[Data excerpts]
• • • • • • •
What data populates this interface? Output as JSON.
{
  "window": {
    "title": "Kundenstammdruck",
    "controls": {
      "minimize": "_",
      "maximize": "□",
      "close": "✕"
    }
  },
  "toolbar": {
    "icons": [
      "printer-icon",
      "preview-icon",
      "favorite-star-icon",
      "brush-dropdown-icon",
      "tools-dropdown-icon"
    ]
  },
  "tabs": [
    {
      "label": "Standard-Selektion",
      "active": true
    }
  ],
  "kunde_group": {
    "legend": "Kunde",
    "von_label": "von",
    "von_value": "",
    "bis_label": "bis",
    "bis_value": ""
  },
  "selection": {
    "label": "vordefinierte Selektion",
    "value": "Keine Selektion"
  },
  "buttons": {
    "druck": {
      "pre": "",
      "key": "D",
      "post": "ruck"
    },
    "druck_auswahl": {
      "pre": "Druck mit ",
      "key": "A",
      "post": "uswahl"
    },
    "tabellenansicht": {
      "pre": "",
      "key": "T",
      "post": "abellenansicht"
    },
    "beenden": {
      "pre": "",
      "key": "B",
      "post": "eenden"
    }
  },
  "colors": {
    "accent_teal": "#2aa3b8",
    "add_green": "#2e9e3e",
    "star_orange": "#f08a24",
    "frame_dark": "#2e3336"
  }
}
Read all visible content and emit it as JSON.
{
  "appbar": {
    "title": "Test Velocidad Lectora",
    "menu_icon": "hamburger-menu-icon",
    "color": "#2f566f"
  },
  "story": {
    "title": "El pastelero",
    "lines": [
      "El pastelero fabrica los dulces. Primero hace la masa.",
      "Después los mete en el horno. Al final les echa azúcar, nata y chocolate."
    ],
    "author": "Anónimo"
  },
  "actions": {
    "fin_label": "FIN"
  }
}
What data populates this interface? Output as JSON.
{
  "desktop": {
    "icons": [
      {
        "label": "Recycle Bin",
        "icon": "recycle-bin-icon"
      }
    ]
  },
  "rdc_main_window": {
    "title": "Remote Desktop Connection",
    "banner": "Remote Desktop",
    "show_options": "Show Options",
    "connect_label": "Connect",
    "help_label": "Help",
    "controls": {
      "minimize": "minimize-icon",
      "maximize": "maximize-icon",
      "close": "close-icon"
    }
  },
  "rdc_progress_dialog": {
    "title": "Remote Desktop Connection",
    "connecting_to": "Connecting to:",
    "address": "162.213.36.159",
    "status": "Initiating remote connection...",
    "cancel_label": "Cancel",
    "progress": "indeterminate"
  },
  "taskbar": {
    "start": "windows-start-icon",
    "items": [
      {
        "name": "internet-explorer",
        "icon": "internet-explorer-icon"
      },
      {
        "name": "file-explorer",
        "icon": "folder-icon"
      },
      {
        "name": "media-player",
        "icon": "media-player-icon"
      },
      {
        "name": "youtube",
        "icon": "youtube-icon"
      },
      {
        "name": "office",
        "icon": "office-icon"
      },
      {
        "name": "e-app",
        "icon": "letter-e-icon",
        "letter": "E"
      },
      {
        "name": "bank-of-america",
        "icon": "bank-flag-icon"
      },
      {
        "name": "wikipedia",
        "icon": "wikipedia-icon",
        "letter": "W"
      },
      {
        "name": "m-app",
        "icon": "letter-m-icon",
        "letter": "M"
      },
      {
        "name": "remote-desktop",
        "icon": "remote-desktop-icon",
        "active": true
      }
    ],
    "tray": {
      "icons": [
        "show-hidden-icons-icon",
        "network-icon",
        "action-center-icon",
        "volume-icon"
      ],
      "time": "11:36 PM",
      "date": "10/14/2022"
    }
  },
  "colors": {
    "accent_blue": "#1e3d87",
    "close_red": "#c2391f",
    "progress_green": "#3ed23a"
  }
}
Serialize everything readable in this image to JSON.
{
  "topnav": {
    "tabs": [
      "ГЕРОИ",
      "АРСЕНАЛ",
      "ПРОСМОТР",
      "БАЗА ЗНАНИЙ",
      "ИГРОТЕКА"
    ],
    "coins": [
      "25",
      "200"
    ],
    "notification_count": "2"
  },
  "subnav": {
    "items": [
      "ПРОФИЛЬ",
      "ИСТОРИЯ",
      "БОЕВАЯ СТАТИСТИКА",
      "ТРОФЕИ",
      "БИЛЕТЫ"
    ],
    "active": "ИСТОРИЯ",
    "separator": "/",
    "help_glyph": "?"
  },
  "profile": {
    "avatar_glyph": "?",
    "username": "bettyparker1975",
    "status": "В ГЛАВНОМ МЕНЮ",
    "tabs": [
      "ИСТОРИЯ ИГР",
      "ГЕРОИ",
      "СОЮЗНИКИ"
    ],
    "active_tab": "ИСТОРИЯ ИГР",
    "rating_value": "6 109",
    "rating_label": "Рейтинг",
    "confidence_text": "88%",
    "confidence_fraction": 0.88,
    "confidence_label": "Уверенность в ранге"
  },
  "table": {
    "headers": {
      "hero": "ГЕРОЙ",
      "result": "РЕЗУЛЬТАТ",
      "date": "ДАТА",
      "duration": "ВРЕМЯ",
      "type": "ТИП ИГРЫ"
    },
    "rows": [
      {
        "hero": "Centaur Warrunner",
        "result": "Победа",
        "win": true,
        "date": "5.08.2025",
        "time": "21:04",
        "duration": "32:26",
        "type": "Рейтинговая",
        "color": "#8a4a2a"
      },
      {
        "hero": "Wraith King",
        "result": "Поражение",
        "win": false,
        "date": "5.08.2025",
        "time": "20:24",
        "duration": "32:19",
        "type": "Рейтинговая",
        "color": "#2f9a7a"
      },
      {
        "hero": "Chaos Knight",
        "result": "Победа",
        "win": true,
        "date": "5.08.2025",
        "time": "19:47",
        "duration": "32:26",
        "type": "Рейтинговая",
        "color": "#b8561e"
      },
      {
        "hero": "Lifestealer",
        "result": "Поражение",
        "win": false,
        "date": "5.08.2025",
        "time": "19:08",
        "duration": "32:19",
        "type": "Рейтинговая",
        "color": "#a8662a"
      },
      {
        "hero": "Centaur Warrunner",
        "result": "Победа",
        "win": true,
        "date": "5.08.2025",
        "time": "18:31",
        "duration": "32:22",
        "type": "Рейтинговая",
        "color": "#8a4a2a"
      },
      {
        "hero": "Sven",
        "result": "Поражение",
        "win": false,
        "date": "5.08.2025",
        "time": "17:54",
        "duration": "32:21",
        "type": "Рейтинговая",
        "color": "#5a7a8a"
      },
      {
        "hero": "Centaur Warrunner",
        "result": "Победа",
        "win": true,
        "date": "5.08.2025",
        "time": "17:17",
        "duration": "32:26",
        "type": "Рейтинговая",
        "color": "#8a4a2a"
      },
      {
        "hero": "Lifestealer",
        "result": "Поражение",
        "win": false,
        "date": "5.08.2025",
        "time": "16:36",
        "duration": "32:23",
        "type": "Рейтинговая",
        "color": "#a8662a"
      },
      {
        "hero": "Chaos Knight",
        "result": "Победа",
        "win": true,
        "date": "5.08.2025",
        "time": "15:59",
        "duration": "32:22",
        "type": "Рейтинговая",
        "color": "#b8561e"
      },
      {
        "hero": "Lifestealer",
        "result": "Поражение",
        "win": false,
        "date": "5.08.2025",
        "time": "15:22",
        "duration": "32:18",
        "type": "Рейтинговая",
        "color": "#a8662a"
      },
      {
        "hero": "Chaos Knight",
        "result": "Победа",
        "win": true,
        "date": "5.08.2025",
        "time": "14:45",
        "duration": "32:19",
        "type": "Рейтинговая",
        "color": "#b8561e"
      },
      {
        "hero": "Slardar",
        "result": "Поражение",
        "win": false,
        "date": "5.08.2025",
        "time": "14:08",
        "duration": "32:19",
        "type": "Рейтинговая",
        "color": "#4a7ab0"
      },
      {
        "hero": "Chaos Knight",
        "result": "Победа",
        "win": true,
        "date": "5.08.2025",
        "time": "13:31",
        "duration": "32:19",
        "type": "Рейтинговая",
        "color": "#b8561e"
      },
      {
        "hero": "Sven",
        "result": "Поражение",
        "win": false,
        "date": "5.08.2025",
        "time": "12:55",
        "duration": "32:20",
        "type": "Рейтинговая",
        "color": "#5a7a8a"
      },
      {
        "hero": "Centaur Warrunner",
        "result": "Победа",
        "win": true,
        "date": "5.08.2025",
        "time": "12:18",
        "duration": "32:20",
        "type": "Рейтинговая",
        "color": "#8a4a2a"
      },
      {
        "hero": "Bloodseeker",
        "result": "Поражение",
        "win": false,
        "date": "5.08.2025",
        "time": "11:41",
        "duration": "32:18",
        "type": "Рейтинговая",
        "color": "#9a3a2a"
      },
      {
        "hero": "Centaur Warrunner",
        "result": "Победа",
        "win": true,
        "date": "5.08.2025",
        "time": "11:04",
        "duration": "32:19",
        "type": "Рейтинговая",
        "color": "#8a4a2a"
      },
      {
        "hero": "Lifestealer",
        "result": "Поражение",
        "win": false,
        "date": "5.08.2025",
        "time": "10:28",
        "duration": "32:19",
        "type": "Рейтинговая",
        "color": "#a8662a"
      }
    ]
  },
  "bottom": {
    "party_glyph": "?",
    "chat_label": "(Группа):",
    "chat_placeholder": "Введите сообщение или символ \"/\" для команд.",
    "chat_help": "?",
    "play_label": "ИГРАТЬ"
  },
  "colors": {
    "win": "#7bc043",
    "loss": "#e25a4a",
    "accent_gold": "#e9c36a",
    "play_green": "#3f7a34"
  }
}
• • • • • • •
(STATED PROBLEM): Where a line holds the string "Selektion", copy that line.

(ANSWER FOR THIS EXERCISE):
      "label": "Standard-Selektion",
    "label": "vordefinierte Selektion",
    "value": "Keine Selektion"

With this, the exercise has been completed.